What to produce: Leave out the pictures and repeat the rest of the material exactly.

Figure record extracts:

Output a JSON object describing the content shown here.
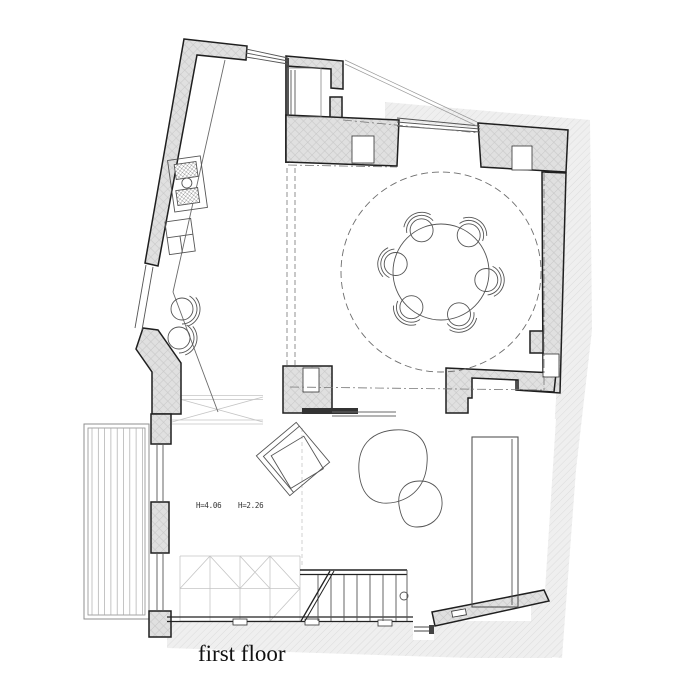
{
  "labels": {
    "floor_title": "first floor",
    "height_left": "H=4.06",
    "height_right": "H=2.26"
  },
  "colors": {
    "background": "#ffffff",
    "outline": "#1f1f1f",
    "wall_fill": "#e0e0e0",
    "wall_hatch_line": "#c7c7c7",
    "context_fill": "#efefef",
    "context_hatch_line": "#dcdcdc",
    "furniture_line": "#555555",
    "faint_line": "#c5c5c5",
    "dash_line": "#777777",
    "text": "#222222"
  }
}
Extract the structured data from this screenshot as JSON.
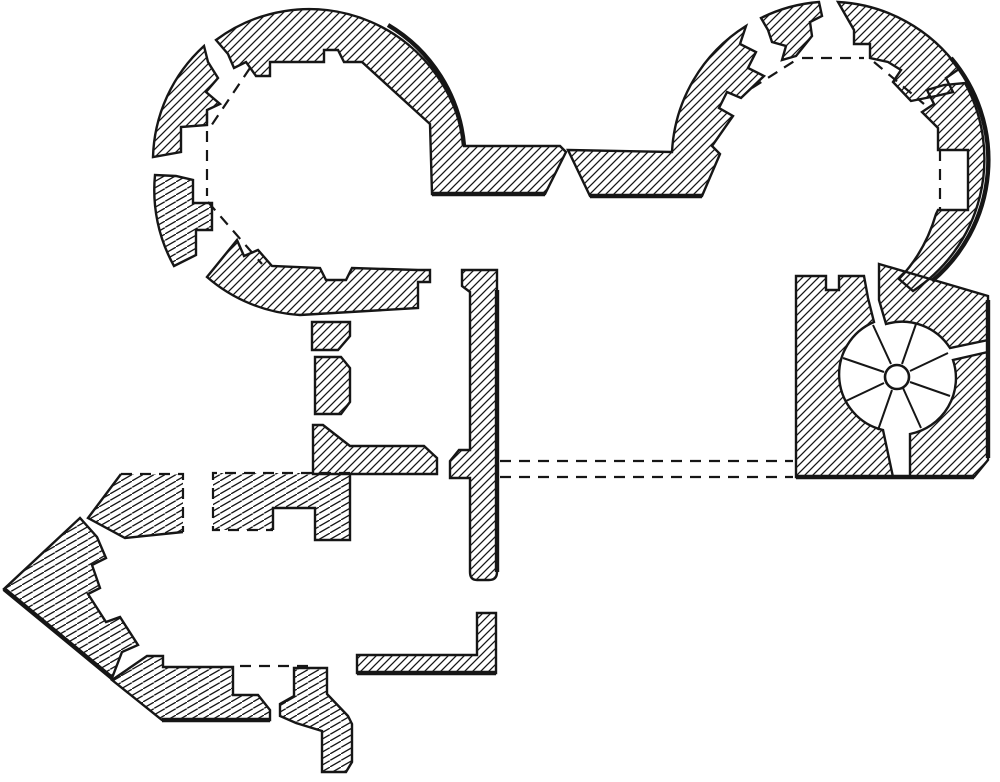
{
  "figure": {
    "kind": "engraved architectural floor plan",
    "subject": "Plan of a twin-towered castle gatehouse with spiral stair and pointed spur wall",
    "label": "Castle gatehouse floor plan"
  },
  "palette": {
    "ink": "#161616",
    "paper": "#ffffff"
  },
  "hatching": {
    "style": "diagonal line hatching on all masonry",
    "primary_angle_deg": 45,
    "secondary_angle_deg": 30,
    "spacing_px": 8
  },
  "elements": [
    {
      "id": "northwest-tower",
      "label": "Northwest round tower with polygonal inner chamber and stepped arrow-slit embrasures; dashed lines mark the embrasure openings"
    },
    {
      "id": "northeast-tower",
      "label": "Northeast round tower with notched inner wall, wall niche and dashed opening lines"
    },
    {
      "id": "gate-passage",
      "label": "Central entrance passage between the twin towers"
    },
    {
      "id": "central-walls",
      "label": "Inner courtyard spine wall with door piers; double dashed line marks a passage across the court"
    },
    {
      "id": "stair-block",
      "label": "Square stair block housing a newel spiral staircase"
    },
    {
      "id": "spiral-staircase",
      "label": "Spiral staircase with radiating treads around a circular newel"
    },
    {
      "id": "southwest-spur",
      "label": "Beak-shaped pointed spur wall and south curtain fragments, partly dashed where ruined"
    },
    {
      "id": "south-wall",
      "label": "L-shaped south wall fragment"
    }
  ],
  "spiral_stair": {
    "treads": 8,
    "newel": "circular"
  },
  "counts": {
    "northwest_tower_embrasure_gaps": 3,
    "northeast_tower_embrasure_gaps": 3,
    "wall_niches": 1
  }
}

Correct response:
Output a JSON object describing the content shown here.
{
  "labels": {
    "floor_title": "first floor",
    "height_left": "H=4.06",
    "height_right": "H=2.26"
  },
  "colors": {
    "background": "#ffffff",
    "outline": "#1f1f1f",
    "wall_fill": "#e0e0e0",
    "wall_hatch_line": "#c7c7c7",
    "context_fill": "#efefef",
    "context_hatch_line": "#dcdcdc",
    "furniture_line": "#555555",
    "faint_line": "#c5c5c5",
    "dash_line": "#777777",
    "text": "#222222"
  }
}
Extract the structured data from this screenshot as JSON.
{
  "figure": {
    "kind": "engraved architectural floor plan",
    "subject": "Plan of a twin-towered castle gatehouse with spiral stair and pointed spur wall",
    "label": "Castle gatehouse floor plan"
  },
  "palette": {
    "ink": "#161616",
    "paper": "#ffffff"
  },
  "hatching": {
    "style": "diagonal line hatching on all masonry",
    "primary_angle_deg": 45,
    "secondary_angle_deg": 30,
    "spacing_px": 8
  },
  "elements": [
    {
      "id": "northwest-tower",
      "label": "Northwest round tower with polygonal inner chamber and stepped arrow-slit embrasures; dashed lines mark the embrasure openings"
    },
    {
      "id": "northeast-tower",
      "label": "Northeast round tower with notched inner wall, wall niche and dashed opening lines"
    },
    {
      "id": "gate-passage",
      "label": "Central entrance passage between the twin towers"
    },
    {
      "id": "central-walls",
      "label": "Inner courtyard spine wall with door piers; double dashed line marks a passage across the court"
    },
    {
      "id": "stair-block",
      "label": "Square stair block housing a newel spiral staircase"
    },
    {
      "id": "spiral-staircase",
      "label": "Spiral staircase with radiating treads around a circular newel"
    },
    {
      "id": "southwest-spur",
      "label": "Beak-shaped pointed spur wall and south curtain fragments, partly dashed where ruined"
    },
    {
      "id": "south-wall",
      "label": "L-shaped south wall fragment"
    }
  ],
  "spiral_stair": {
    "treads": 8,
    "newel": "circular"
  },
  "counts": {
    "northwest_tower_embrasure_gaps": 3,
    "northeast_tower_embrasure_gaps": 3,
    "wall_niches": 1
  }
}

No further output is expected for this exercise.